What to produce:
Copy each line holding the string "Issued".

━━━━━━━━

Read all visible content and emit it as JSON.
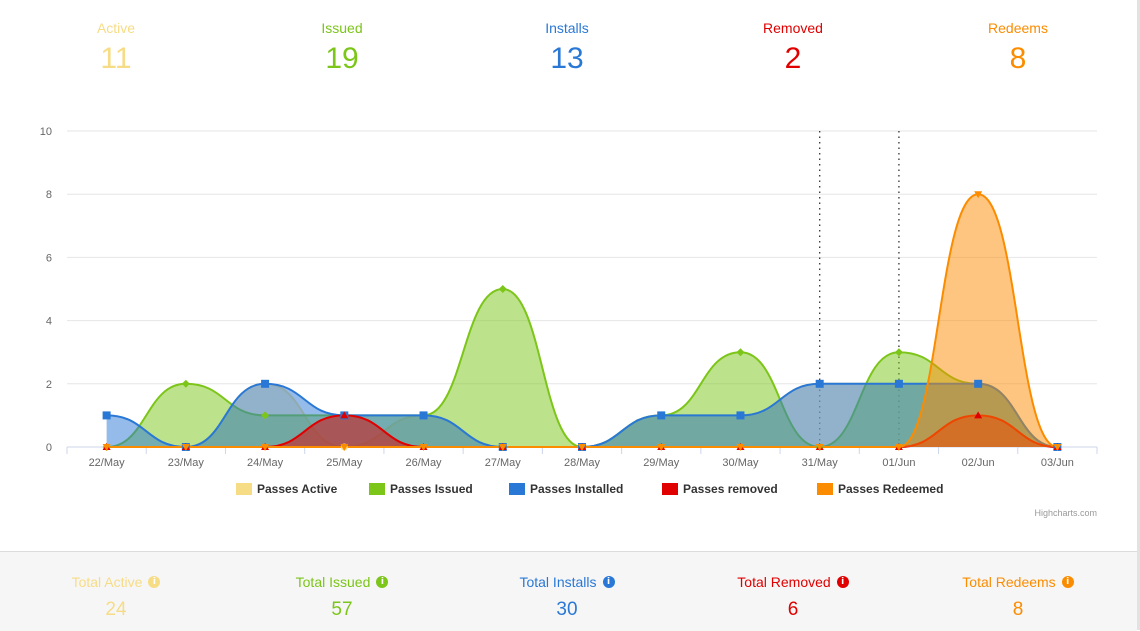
{
  "top_stats": [
    {
      "label": "Active",
      "value": "11",
      "color": "#f7dc86"
    },
    {
      "label": "Issued",
      "value": "19",
      "color": "#7cc519"
    },
    {
      "label": "Installs",
      "value": "13",
      "color": "#2a78d5"
    },
    {
      "label": "Removed",
      "value": "2",
      "color": "#e00000"
    },
    {
      "label": "Redeems",
      "value": "8",
      "color": "#fb8c00"
    }
  ],
  "totals": [
    {
      "label": "Total Active",
      "value": "24",
      "color": "#f7dc86",
      "icon": "info-icon"
    },
    {
      "label": "Total Issued",
      "value": "57",
      "color": "#7cc519",
      "icon": "info-icon"
    },
    {
      "label": "Total Installs",
      "value": "30",
      "color": "#2a78d5",
      "icon": "info-icon"
    },
    {
      "label": "Total Removed",
      "value": "6",
      "color": "#e00000",
      "icon": "info-icon"
    },
    {
      "label": "Total Redeems",
      "value": "8",
      "color": "#fb8c00",
      "icon": "info-icon"
    }
  ],
  "chart_data": {
    "type": "area",
    "categories": [
      "22/May",
      "23/May",
      "24/May",
      "25/May",
      "26/May",
      "27/May",
      "28/May",
      "29/May",
      "30/May",
      "31/May",
      "01/Jun",
      "02/Jun",
      "03/Jun"
    ],
    "ylim": [
      0,
      10
    ],
    "yticks": [
      0,
      2,
      4,
      6,
      8,
      10
    ],
    "grid": true,
    "legend_position": "bottom",
    "credits": "Highcharts.com",
    "plot_lines_at": [
      "31/May",
      "01/Jun"
    ],
    "series": [
      {
        "name": "Passes Active",
        "color": "#f7dc86",
        "values": [
          0,
          0,
          2,
          0,
          1,
          0,
          0,
          1,
          1,
          2,
          2,
          2,
          0
        ]
      },
      {
        "name": "Passes Issued",
        "color": "#7cc519",
        "values": [
          0,
          2,
          1,
          1,
          1,
          5,
          0,
          1,
          3,
          0,
          3,
          2,
          0
        ]
      },
      {
        "name": "Passes Installed",
        "color": "#2a78d5",
        "values": [
          1,
          0,
          2,
          1,
          1,
          0,
          0,
          1,
          1,
          2,
          2,
          2,
          0
        ]
      },
      {
        "name": "Passes removed",
        "color": "#e00000",
        "values": [
          0,
          0,
          0,
          1,
          0,
          0,
          0,
          0,
          0,
          0,
          0,
          1,
          0
        ]
      },
      {
        "name": "Passes Redeemed",
        "color": "#fb8c00",
        "values": [
          0,
          0,
          0,
          0,
          0,
          0,
          0,
          0,
          0,
          0,
          0,
          8,
          0
        ]
      }
    ]
  }
}
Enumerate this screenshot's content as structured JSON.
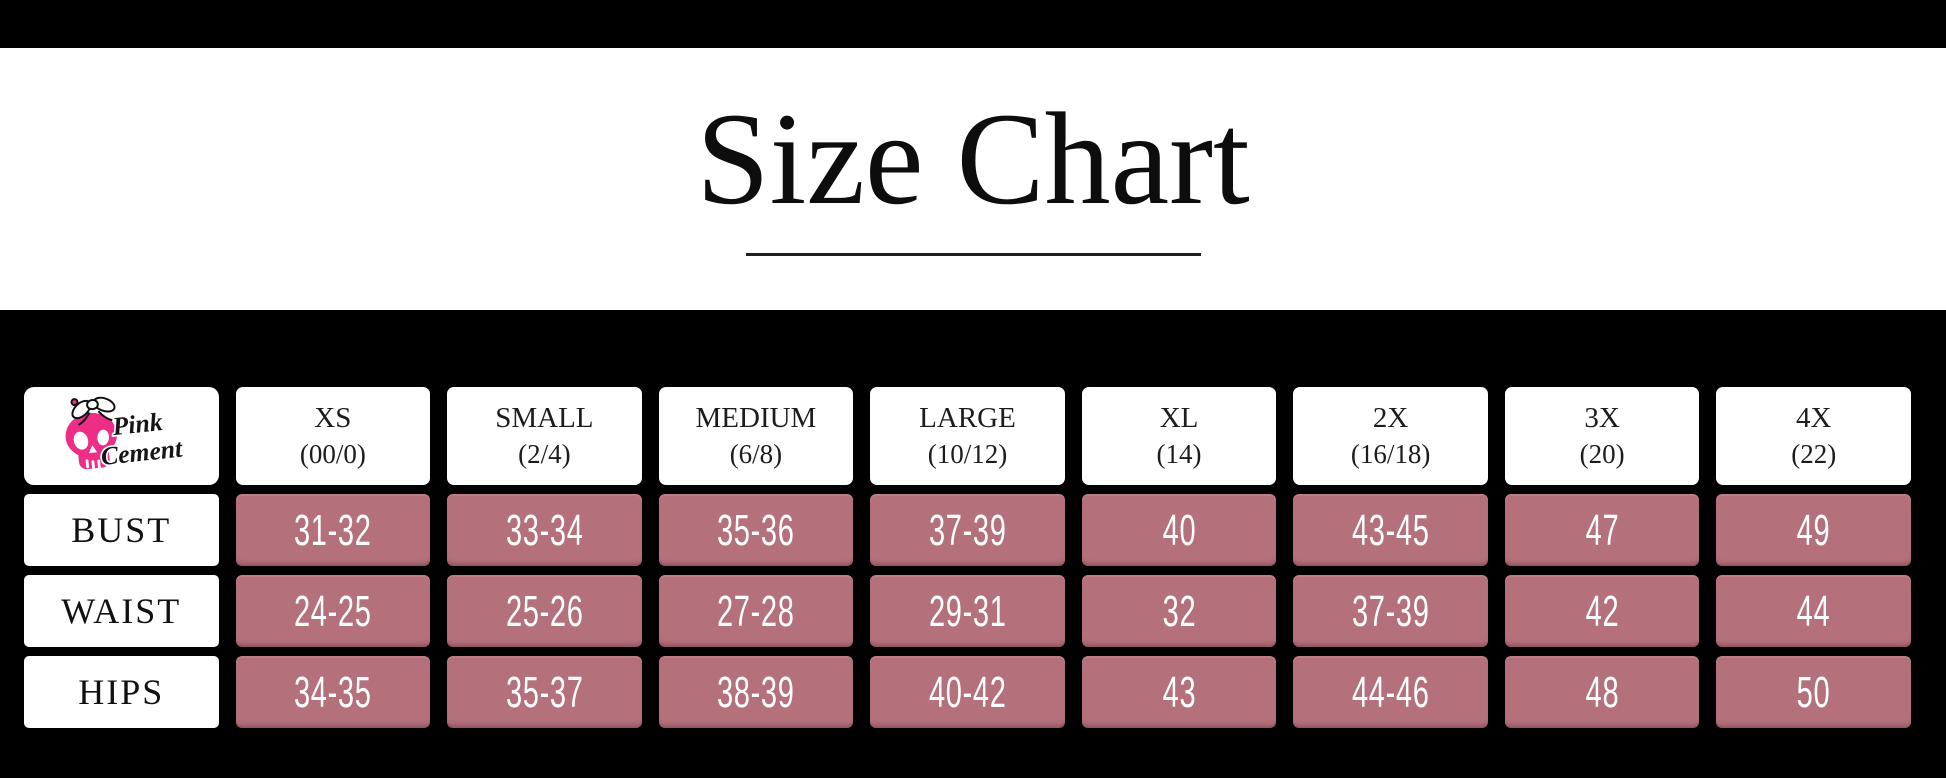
{
  "page": {
    "title": "Size Chart"
  },
  "brand": {
    "name": "Pink Cement",
    "word1": "Pink",
    "word2": "Cement"
  },
  "colors": {
    "background": "#000000",
    "band_white": "#ffffff",
    "cell_white": "#ffffff",
    "cell_rose": "#b4707b",
    "text_dark": "#1c1c1c",
    "value_white": "#ffffff",
    "brand_pink": "#ee2d86"
  },
  "chart_data": {
    "type": "table",
    "title": "Size Chart",
    "columns": [
      {
        "size": "XS",
        "range": "(00/0)"
      },
      {
        "size": "SMALL",
        "range": "(2/4)"
      },
      {
        "size": "MEDIUM",
        "range": "(6/8)"
      },
      {
        "size": "LARGE",
        "range": "(10/12)"
      },
      {
        "size": "XL",
        "range": "(14)"
      },
      {
        "size": "2X",
        "range": "(16/18)"
      },
      {
        "size": "3X",
        "range": "(20)"
      },
      {
        "size": "4X",
        "range": "(22)"
      }
    ],
    "rows": [
      {
        "label": "BUST",
        "values": [
          "31-32",
          "33-34",
          "35-36",
          "37-39",
          "40",
          "43-45",
          "47",
          "49"
        ]
      },
      {
        "label": "WAIST",
        "values": [
          "24-25",
          "25-26",
          "27-28",
          "29-31",
          "32",
          "37-39",
          "42",
          "44"
        ]
      },
      {
        "label": "HIPS",
        "values": [
          "34-35",
          "35-37",
          "38-39",
          "40-42",
          "43",
          "44-46",
          "48",
          "50"
        ]
      }
    ]
  }
}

━━━━━━━━

Result of this exercise:
      "label": "Issued",
      "label": "Total Issued",
        "name": "Passes Issued",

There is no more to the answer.